DATASET EXCERPTS:
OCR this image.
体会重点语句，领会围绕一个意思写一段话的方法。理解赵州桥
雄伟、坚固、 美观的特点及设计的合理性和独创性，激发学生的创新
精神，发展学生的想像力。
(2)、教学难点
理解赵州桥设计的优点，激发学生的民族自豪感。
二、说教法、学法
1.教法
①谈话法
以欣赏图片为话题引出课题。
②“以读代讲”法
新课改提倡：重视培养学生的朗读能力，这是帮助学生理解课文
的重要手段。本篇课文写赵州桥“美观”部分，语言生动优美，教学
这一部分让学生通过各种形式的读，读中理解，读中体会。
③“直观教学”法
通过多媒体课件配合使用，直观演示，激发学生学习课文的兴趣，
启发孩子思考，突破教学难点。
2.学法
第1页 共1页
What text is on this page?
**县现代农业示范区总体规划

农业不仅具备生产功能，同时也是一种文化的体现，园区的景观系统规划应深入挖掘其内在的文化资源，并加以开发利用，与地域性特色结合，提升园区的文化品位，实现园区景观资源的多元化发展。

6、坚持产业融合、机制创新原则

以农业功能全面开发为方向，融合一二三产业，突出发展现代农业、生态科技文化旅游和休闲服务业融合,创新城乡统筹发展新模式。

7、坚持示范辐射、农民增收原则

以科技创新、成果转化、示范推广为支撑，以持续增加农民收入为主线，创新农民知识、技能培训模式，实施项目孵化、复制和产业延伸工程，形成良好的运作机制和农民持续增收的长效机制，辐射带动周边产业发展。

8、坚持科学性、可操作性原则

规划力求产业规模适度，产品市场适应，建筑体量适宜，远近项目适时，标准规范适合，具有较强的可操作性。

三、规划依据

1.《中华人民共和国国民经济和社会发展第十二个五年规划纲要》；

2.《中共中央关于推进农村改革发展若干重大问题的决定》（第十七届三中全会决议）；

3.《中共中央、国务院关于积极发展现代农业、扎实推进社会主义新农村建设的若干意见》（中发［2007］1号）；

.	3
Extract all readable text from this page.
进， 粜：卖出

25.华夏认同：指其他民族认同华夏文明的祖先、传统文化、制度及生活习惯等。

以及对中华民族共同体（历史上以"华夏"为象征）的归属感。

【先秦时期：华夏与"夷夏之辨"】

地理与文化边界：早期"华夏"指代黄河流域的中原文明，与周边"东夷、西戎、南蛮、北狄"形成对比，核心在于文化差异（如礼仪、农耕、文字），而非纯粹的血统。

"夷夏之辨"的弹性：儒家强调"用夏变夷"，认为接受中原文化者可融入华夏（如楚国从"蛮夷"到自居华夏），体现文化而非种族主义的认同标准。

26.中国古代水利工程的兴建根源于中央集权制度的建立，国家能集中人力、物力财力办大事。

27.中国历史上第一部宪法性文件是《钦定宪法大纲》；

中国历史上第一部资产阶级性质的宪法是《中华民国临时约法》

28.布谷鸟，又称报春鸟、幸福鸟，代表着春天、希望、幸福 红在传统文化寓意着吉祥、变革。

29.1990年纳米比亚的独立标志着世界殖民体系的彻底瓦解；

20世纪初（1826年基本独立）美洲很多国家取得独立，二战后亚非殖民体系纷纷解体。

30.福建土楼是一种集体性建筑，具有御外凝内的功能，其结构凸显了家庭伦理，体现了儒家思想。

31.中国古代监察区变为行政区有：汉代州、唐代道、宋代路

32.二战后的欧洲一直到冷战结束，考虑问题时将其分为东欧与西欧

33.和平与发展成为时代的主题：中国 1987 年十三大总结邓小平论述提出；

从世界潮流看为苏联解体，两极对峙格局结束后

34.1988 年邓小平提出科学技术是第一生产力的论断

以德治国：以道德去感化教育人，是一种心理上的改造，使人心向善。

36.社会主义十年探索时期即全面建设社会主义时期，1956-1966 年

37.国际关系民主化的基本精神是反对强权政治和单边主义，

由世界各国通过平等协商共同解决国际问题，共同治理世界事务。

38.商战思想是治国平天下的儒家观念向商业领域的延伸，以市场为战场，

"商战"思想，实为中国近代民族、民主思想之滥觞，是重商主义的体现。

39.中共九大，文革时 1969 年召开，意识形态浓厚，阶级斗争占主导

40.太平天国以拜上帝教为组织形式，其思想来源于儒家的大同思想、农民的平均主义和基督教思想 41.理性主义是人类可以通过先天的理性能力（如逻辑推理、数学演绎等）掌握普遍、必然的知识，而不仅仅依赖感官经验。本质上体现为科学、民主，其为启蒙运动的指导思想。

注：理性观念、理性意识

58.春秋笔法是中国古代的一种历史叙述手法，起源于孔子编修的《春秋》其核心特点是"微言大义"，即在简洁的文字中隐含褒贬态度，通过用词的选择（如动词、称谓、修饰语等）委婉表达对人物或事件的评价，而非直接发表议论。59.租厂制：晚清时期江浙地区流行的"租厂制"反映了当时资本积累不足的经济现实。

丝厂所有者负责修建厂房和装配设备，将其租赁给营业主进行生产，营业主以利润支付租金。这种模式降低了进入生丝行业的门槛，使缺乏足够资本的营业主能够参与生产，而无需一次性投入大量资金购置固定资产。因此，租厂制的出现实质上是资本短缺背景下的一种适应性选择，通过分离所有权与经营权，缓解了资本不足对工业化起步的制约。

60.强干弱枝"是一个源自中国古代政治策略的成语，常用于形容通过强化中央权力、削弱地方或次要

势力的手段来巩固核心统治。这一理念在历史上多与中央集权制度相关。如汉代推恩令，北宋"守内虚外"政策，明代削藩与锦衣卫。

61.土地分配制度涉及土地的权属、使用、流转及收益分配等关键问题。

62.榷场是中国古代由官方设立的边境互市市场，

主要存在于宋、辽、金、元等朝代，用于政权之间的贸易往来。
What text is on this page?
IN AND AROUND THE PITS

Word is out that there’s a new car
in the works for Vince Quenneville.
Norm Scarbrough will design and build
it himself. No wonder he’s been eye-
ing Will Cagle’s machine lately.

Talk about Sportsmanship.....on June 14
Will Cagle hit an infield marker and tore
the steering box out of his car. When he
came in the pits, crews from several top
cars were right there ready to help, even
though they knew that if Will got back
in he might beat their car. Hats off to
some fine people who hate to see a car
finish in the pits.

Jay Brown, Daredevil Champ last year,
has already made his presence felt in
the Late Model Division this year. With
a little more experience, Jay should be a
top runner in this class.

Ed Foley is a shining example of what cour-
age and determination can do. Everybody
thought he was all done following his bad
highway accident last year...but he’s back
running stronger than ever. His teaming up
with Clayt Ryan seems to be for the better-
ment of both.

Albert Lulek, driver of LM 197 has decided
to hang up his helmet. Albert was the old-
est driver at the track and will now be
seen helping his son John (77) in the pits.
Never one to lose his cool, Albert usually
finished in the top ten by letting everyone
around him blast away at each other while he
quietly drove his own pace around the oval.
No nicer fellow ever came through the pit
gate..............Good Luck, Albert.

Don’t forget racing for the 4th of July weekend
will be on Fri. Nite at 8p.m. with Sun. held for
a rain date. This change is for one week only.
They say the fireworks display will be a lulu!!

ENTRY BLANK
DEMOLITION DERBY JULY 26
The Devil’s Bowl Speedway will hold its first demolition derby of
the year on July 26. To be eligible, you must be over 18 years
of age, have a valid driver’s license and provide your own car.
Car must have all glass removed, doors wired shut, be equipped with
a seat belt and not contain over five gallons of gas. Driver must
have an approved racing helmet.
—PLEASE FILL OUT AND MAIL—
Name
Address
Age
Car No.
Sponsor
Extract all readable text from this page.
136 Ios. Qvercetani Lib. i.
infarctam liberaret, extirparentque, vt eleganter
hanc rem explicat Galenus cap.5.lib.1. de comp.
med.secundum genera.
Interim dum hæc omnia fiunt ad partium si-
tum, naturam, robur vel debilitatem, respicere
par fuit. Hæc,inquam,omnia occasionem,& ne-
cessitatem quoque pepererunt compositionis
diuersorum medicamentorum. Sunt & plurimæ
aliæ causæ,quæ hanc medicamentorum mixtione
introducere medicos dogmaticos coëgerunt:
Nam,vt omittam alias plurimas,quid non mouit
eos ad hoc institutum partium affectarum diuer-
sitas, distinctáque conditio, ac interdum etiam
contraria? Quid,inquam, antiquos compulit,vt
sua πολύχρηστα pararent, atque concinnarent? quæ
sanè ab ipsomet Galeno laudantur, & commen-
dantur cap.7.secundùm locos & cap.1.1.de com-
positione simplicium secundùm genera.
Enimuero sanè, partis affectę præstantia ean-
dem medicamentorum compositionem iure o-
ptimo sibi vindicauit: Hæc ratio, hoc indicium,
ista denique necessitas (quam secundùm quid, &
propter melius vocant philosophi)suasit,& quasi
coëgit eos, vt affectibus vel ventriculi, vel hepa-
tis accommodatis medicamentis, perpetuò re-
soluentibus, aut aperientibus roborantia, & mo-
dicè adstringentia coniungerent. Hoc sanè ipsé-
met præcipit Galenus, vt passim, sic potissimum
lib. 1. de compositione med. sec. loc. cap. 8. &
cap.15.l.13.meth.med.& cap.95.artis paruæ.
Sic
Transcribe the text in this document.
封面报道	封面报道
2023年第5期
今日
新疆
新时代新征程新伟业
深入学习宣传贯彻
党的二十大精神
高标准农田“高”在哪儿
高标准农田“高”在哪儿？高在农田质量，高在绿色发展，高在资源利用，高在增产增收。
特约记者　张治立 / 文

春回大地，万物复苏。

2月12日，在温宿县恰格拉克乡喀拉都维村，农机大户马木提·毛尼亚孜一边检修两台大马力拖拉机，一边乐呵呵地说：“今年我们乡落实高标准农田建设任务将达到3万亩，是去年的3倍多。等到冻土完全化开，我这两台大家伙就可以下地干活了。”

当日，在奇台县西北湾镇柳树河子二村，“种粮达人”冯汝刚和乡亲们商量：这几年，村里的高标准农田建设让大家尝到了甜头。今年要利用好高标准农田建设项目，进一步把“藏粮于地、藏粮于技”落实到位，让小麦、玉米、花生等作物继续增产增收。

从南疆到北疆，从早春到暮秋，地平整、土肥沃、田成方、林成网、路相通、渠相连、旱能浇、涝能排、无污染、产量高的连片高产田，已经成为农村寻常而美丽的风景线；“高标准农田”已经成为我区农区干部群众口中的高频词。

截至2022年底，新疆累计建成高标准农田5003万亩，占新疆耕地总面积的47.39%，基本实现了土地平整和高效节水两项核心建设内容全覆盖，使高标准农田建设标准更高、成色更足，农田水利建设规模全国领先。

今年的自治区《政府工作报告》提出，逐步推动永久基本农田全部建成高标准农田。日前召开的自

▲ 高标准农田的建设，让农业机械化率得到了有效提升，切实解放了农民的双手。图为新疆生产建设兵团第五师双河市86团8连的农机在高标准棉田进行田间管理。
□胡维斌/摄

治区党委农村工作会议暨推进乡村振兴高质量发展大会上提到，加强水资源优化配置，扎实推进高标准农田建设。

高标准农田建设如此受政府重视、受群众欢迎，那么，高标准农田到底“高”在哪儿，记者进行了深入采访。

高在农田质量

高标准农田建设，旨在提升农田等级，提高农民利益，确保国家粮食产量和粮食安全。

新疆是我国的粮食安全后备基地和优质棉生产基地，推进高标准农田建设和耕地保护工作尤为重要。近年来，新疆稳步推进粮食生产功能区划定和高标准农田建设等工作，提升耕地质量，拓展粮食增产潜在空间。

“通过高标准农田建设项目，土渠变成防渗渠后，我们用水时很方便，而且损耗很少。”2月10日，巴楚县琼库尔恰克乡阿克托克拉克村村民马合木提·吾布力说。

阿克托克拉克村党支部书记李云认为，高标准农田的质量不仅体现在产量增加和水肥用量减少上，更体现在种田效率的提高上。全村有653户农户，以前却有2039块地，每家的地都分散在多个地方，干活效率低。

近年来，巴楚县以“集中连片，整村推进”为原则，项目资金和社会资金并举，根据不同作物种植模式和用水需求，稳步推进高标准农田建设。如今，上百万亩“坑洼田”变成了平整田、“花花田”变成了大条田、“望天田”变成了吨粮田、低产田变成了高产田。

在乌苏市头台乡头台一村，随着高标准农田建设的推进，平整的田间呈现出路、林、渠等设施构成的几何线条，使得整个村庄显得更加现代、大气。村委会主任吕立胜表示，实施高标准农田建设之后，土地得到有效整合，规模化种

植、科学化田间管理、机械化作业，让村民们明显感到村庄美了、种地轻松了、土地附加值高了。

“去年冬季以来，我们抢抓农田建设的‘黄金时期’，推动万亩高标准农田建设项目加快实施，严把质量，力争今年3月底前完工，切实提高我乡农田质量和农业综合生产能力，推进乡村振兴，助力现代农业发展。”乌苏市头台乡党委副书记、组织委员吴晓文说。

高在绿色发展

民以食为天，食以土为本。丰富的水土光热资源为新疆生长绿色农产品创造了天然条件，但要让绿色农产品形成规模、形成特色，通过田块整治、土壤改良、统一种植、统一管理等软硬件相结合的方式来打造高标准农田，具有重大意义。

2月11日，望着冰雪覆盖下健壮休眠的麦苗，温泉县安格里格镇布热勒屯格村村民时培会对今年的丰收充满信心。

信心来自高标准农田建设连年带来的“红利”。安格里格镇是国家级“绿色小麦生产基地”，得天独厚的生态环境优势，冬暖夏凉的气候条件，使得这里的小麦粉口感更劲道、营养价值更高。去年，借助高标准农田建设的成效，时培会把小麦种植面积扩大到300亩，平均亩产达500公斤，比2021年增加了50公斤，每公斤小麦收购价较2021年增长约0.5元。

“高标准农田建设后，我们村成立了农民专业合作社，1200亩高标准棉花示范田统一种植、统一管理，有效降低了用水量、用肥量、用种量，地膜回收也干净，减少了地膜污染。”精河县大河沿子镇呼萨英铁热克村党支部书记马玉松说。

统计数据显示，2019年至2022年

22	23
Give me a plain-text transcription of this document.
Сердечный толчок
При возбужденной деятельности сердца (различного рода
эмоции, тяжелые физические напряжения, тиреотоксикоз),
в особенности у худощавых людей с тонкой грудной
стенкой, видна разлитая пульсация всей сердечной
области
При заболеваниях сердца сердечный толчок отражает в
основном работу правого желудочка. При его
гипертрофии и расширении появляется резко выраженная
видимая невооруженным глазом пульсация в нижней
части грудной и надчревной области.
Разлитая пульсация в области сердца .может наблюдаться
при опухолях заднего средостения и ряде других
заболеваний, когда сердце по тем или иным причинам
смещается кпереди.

PROBLEM:
Can you quote exactly the lines from the one containing "Give me a plain-text" through the last line of the records above, and nothing else?

REPLY TO THE EXERCISE:
Give me a plain-text transcription of this document.
Сердечный толчок
При возбужденной деятельности сердца (различного рода
эмоции, тяжелые физические напряжения, тиреотоксикоз),
в особенности у худощавых людей с тонкой грудной
стенкой, видна разлитая пульсация всей сердечной
области
При заболеваниях сердца сердечный толчок отражает в
основном работу правого желудочка. При его
гипертрофии и расширении появляется резко выраженная
видимая невооруженным глазом пульсация в нижней
части грудной и надчревной области.
Разлитая пульсация в области сердца .может наблюдаться
при опухолях заднего средостения и ряде других
заболеваний, когда сердце по тем или иным причинам
смещается кпереди.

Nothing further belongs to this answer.